= Exercise input =

---*---

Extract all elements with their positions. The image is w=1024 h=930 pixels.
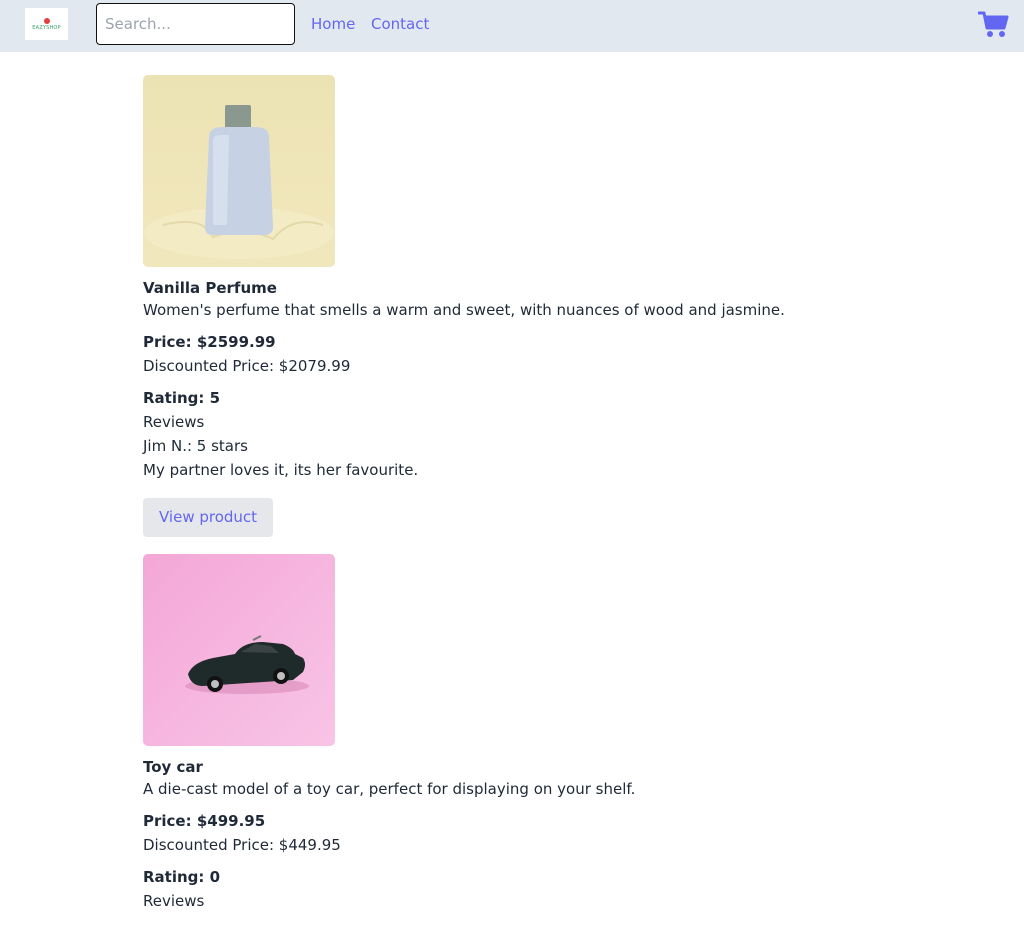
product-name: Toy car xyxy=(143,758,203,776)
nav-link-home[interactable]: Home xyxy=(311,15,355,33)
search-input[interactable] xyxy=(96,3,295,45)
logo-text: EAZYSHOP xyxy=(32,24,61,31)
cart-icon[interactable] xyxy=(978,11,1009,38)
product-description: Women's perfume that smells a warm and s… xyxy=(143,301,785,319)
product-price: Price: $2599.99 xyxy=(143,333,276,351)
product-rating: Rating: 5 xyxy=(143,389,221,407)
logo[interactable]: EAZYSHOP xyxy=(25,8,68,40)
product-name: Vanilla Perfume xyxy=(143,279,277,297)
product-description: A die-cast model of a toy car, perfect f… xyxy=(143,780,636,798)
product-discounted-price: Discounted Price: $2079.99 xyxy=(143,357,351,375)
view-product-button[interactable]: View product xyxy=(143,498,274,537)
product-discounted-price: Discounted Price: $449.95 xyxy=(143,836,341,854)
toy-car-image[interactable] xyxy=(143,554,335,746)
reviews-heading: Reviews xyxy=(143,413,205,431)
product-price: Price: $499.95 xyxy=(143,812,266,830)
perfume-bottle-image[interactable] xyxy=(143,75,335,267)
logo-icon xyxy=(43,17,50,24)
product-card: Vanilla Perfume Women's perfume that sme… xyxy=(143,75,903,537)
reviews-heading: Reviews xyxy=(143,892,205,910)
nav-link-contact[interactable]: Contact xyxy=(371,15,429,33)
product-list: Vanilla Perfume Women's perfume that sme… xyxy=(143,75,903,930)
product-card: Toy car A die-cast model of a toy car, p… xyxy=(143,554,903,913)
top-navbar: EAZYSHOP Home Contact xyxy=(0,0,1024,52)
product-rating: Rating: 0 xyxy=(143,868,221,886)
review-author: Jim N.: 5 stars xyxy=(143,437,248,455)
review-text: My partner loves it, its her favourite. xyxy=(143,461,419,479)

---*---

= Exercise =
Change every "EAZYSHOP" in the records above to "EASYSHOP" and leave everything else as it is. Don't include the picture in your answer.

= The completed task =
Extract all elements with their positions. The image is w=1024 h=930 pixels.
product-name: Toy car xyxy=(143,758,203,776)
nav-link-home[interactable]: Home xyxy=(311,15,355,33)
search-input[interactable] xyxy=(96,3,295,45)
logo-text: EASYSHOP xyxy=(32,24,61,31)
cart-icon[interactable] xyxy=(978,11,1009,38)
product-description: Women's perfume that smells a warm and s… xyxy=(143,301,785,319)
product-price: Price: $2599.99 xyxy=(143,333,276,351)
product-rating: Rating: 5 xyxy=(143,389,221,407)
logo[interactable]: EASYSHOP xyxy=(25,8,68,40)
product-name: Vanilla Perfume xyxy=(143,279,277,297)
product-description: A die-cast model of a toy car, perfect f… xyxy=(143,780,636,798)
product-discounted-price: Discounted Price: $2079.99 xyxy=(143,357,351,375)
view-product-button[interactable]: View product xyxy=(143,498,274,537)
product-discounted-price: Discounted Price: $449.95 xyxy=(143,836,341,854)
toy-car-image[interactable] xyxy=(143,554,335,746)
reviews-heading: Reviews xyxy=(143,413,205,431)
product-price: Price: $499.95 xyxy=(143,812,266,830)
perfume-bottle-image[interactable] xyxy=(143,75,335,267)
logo-icon xyxy=(43,17,50,24)
product-card: Vanilla Perfume Women's perfume that sme… xyxy=(143,75,903,537)
reviews-heading: Reviews xyxy=(143,892,205,910)
nav-link-contact[interactable]: Contact xyxy=(371,15,429,33)
product-list: Vanilla Perfume Women's perfume that sme… xyxy=(143,75,903,930)
product-card: Toy car A die-cast model of a toy car, p… xyxy=(143,554,903,913)
top-navbar: EASYSHOP Home Contact xyxy=(0,0,1024,52)
product-rating: Rating: 0 xyxy=(143,868,221,886)
review-author: Jim N.: 5 stars xyxy=(143,437,248,455)
review-text: My partner loves it, its her favourite. xyxy=(143,461,419,479)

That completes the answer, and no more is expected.